'''
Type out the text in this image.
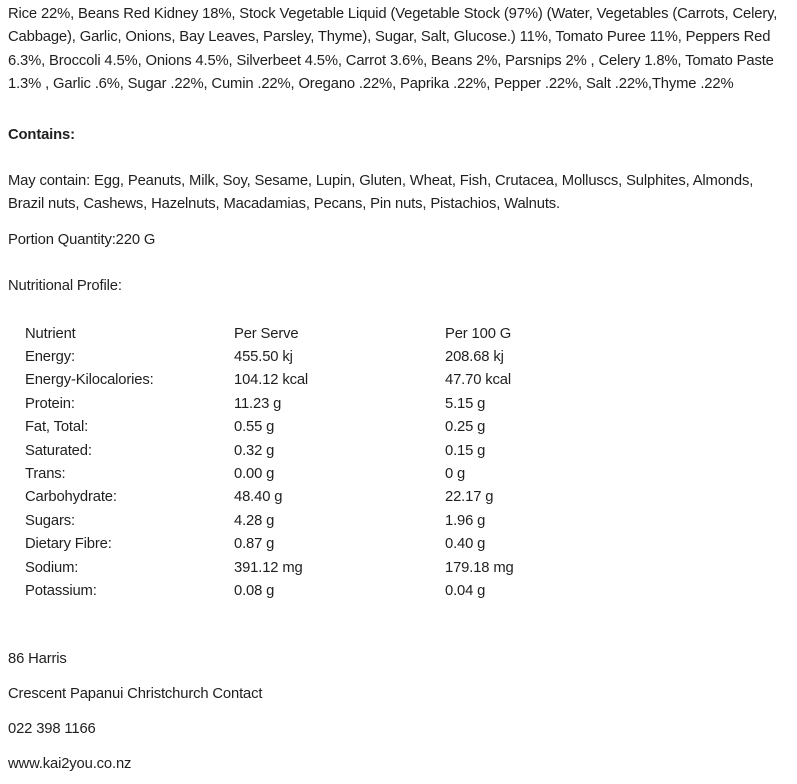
Rice 22%, Beans Red Kidney 18%, Stock Vegetable Liquid (Vegetable Stock (97%) (Water, Vegetables (Carrots, Celery, Cabbage), Garlic, Onions, Bay Leaves, Parsley, Thyme), Sugar, Salt, Glucose.) 11%, Tomato Puree 11%, Peppers Red 6.3%, Broccoli 4.5%, Onions 4.5%, Silverbeet 4.5%, Carrot 3.6%, Beans 2%, Parsnips 2% , Celery 1.8%, Tomato Paste 1.3% , Garlic .6%, Sugar .22%, Cumin .22%, Oregano .22%, Paprika .22%, Pepper .22%, Salt .22%,Thyme .22%

Contains:

May contain: Egg, Peanuts, Milk, Soy, Sesame, Lupin, Gluten, Wheat, Fish, Crutacea, Molluscs, Sulphites, Almonds, Brazil nuts, Cashews, Hazelnuts, Macadamias, Pecans, Pin nuts, Pistachios, Walnuts.

Portion Quantity:220 G

Nutritional Profile:

Nutrient	Per Serve	Per 100 G
Energy:	455.50 kj	208.68 kj
Energy-Kilocalories:	104.12 kcal	47.70 kcal
Protein:	11.23 g	5.15 g
Fat, Total:	0.55 g	0.25 g
Saturated:	0.32 g	0.15 g
Trans:	0.00 g	0 g
Carbohydrate:	48.40 g	22.17 g
Sugars:	4.28 g	1.96 g
Dietary Fibre:	0.87 g	0.40 g
Sodium:	391.12 mg	179.18 mg
Potassium:	0.08 g	0.04 g

86 Harris

Crescent Papanui Christchurch Contact

022 398 1166

www.kai2you.co.nz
'''
● **AIM OF THE EXERCISE**
Return the records exactly. Don't carry the pictures over.

● **WRITTEN SOLUTION**
Type out the text in this image.
Rice 22%, Beans Red Kidney 18%, Stock Vegetable Liquid (Vegetable Stock (97%) (Water, Vegetables (Carrots, Celery, Cabbage), Garlic, Onions, Bay Leaves, Parsley, Thyme), Sugar, Salt, Glucose.) 11%, Tomato Puree 11%, Peppers Red 6.3%, Broccoli 4.5%, Onions 4.5%, Silverbeet 4.5%, Carrot 3.6%, Beans 2%, Parsnips 2% , Celery 1.8%, Tomato Paste 1.3% , Garlic .6%, Sugar .22%, Cumin .22%, Oregano .22%, Paprika .22%, Pepper .22%, Salt .22%,Thyme .22%

Contains:

May contain: Egg, Peanuts, Milk, Soy, Sesame, Lupin, Gluten, Wheat, Fish, Crutacea, Molluscs, Sulphites, Almonds, Brazil nuts, Cashews, Hazelnuts, Macadamias, Pecans, Pin nuts, Pistachios, Walnuts.

Portion Quantity:220 G

Nutritional Profile:

Nutrient	Per Serve	Per 100 G
Energy:	455.50 kj	208.68 kj
Energy-Kilocalories:	104.12 kcal	47.70 kcal
Protein:	11.23 g	5.15 g
Fat, Total:	0.55 g	0.25 g
Saturated:	0.32 g	0.15 g
Trans:	0.00 g	0 g
Carbohydrate:	48.40 g	22.17 g
Sugars:	4.28 g	1.96 g
Dietary Fibre:	0.87 g	0.40 g
Sodium:	391.12 mg	179.18 mg
Potassium:	0.08 g	0.04 g

86 Harris

Crescent Papanui Christchurch Contact

022 398 1166

www.kai2you.co.nz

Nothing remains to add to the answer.